**Provided information**:
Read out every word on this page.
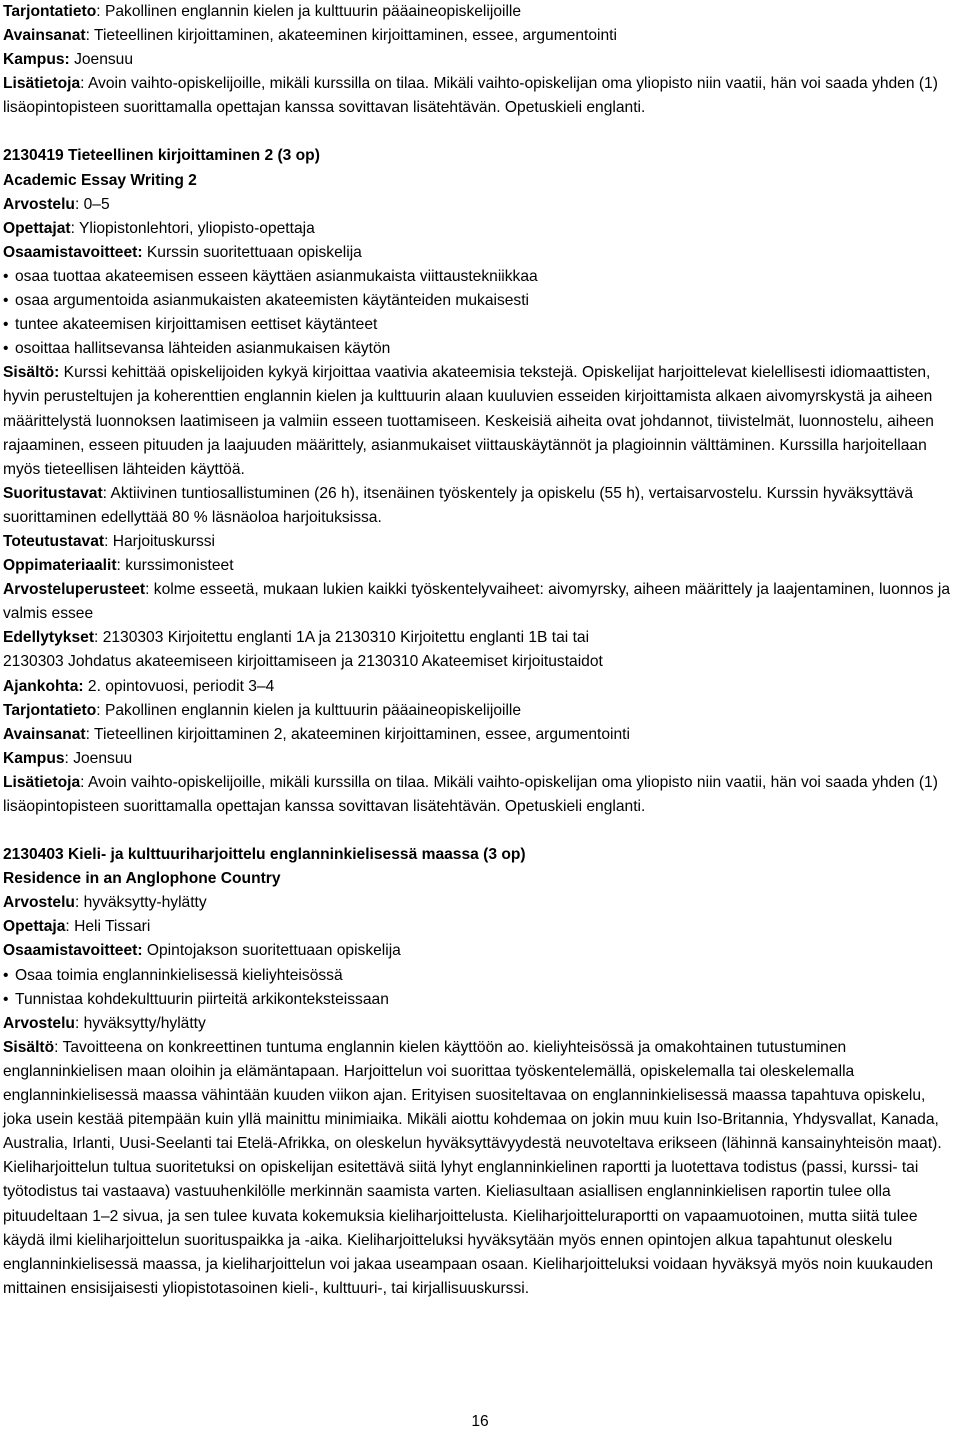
Tarjontatieto: Pakollinen englannin kielen ja kulttuurin pääaineopiskelijoille
Avainsanat: Tieteellinen kirjoittaminen, akateeminen kirjoittaminen, essee, argumentointi
Kampus: Joensuu
Lisätietoja: Avoin vaihto-opiskelijoille, mikäli kurssilla on tilaa. Mikäli vaihto-opiskelijan oma yliopisto niin vaatii, hän voi saada yhden (1) lisäopintopisteen suorittamalla opettajan kanssa sovittavan lisätehtävän. Opetuskieli englanti.
2130419 Tieteellinen kirjoittaminen 2 (3 op)
Academic Essay Writing 2
Arvostelu: 0–5
Opettajat: Yliopistonlehtori, yliopisto-opettaja
Osaamistavoitteet: Kurssin suoritettuaan opiskelija
• osaa tuottaa akateemisen esseen käyttäen asianmukaista viittaustekniikkaa
• osaa argumentoida asianmukaisten akateemisten käytänteiden mukaisesti
• tuntee akateemisen kirjoittamisen eettiset käytänteet
• osoittaa hallitsevansa lähteiden asianmukaisen käytön
Sisältö: Kurssi kehittää opiskelijoiden kykyä kirjoittaa vaativia akateemisia tekstejä. Opiskelijat harjoittelevat kielellisesti idiomaattisten, hyvin perusteltujen ja koherenttien englannin kielen ja kulttuurin alaan kuuluvien esseiden kirjoittamista alkaen aivomyrskystä ja aiheen määrittelystä luonnoksen laatimiseen ja valmiin esseen tuottamiseen. Keskeisiä aiheita ovat johdannot, tiivistelmät, luonnostelu, aiheen rajaaminen, esseen pituuden ja laajuuden määrittely, asianmukaiset viittauskäytännöt ja plagioinnin välttäminen. Kurssilla harjoitellaan myös tieteellisen lähteiden käyttöä.
Suoritustavat: Aktiivinen tuntiosallistuminen (26 h), itsenäinen työskentely ja opiskelu (55 h), vertaisarvostelu. Kurssin hyväksyttävä suorittaminen edellyttää 80 % läsnäoloa harjoituksissa.
Toteutustavat: Harjoituskurssi
Oppimateriaalit: kurssimonisteet
Arvosteluperusteet: kolme esseetä, mukaan lukien kaikki työskentelyvaiheet: aivomyrsky, aiheen määrittely ja laajentaminen, luonnos ja valmis essee
Edellytykset: 2130303 Kirjoitettu englanti 1A ja 2130310 Kirjoitettu englanti 1B tai tai
2130303 Johdatus akateemiseen kirjoittamiseen ja 2130310 Akateemiset kirjoitustaidot
Ajankohta: 2. opintovuosi, periodit 3–4
Tarjontatieto: Pakollinen englannin kielen ja kulttuurin pääaineopiskelijoille
Avainsanat: Tieteellinen kirjoittaminen 2, akateeminen kirjoittaminen, essee, argumentointi
Kampus: Joensuu
Lisätietoja: Avoin vaihto-opiskelijoille, mikäli kurssilla on tilaa. Mikäli vaihto-opiskelijan oma yliopisto niin vaatii, hän voi saada yhden (1) lisäopintopisteen suorittamalla opettajan kanssa sovittavan lisätehtävän. Opetuskieli englanti.
2130403 Kieli- ja kulttuuriharjoittelu englanninkielisessä maassa (3 op)
Residence in an Anglophone Country
Arvostelu: hyväksytty-hylätty
Opettaja: Heli Tissari
Osaamistavoitteet: Opintojakson suoritettuaan opiskelija
• Osaa toimia englanninkielisessä kieliyhteisössä
• Tunnistaa kohdekulttuurin piirteitä arkikonteksteissaan
Arvostelu: hyväksytty/hylätty
Sisältö: Tavoitteena on konkreettinen tuntuma englannin kielen käyttöön ao. kieliyhteisössä ja omakohtainen tutustuminen englanninkielisen maan oloihin ja elämäntapaan. Harjoittelun voi suorittaa työskentelemällä, opiskelemalla tai oleskelemalla englanninkielisessä maassa vähintään kuuden viikon ajan. Erityisen suositeltavaa on englanninkielisessä maassa tapahtuva opiskelu, joka usein kestää pitempään kuin yllä mainittu minimiaika. Mikäli aiottu kohdemaa on jokin muu kuin Iso-Britannia, Yhdysvallat, Kanada, Australia, Irlanti, Uusi-Seelanti tai Etelä-Afrikka, on oleskelun hyväksyttävyydestä neuvoteltava erikseen (lähinnä kansainyhteisön maat). Kieliharjoittelun tultua suoritetuksi on opiskelijan esitettävä siitä lyhyt englanninkielinen raportti ja luotettava todistus (passi, kurssi- tai työtodistus tai vastaava) vastuuhenkilölle merkinnän saamista varten. Kieliasultaan asiallisen englanninkielisen raportin tulee olla pituudeltaan 1–2 sivua, ja sen tulee kuvata kokemuksia kieliharjoittelusta. Kieliharjoitteluraportti on vapaamuotoinen, mutta siitä tulee käydä ilmi kieliharjoittelun suorituspaikka ja -aika. Kieliharjoitteluksi hyväksytään myös ennen opintojen alkua tapahtunut oleskelu englanninkielisessä maassa, ja kieliharjoittelun voi jakaa useampaan osaan. Kieliharjoitteluksi voidaan hyväksyä myös noin kuukauden mittainen ensisijaisesti yliopistotasoinen kieli-, kulttuuri-, tai kirjallisuuskurssi.
16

**What you will do**: Check each line of the records above for "Osaamistavoitteet", and copy those that have it.

**The solution**:
Osaamistavoitteet: Kurssin suoritettuaan opiskelija
Osaamistavoitteet: Opintojakson suoritettuaan opiskelija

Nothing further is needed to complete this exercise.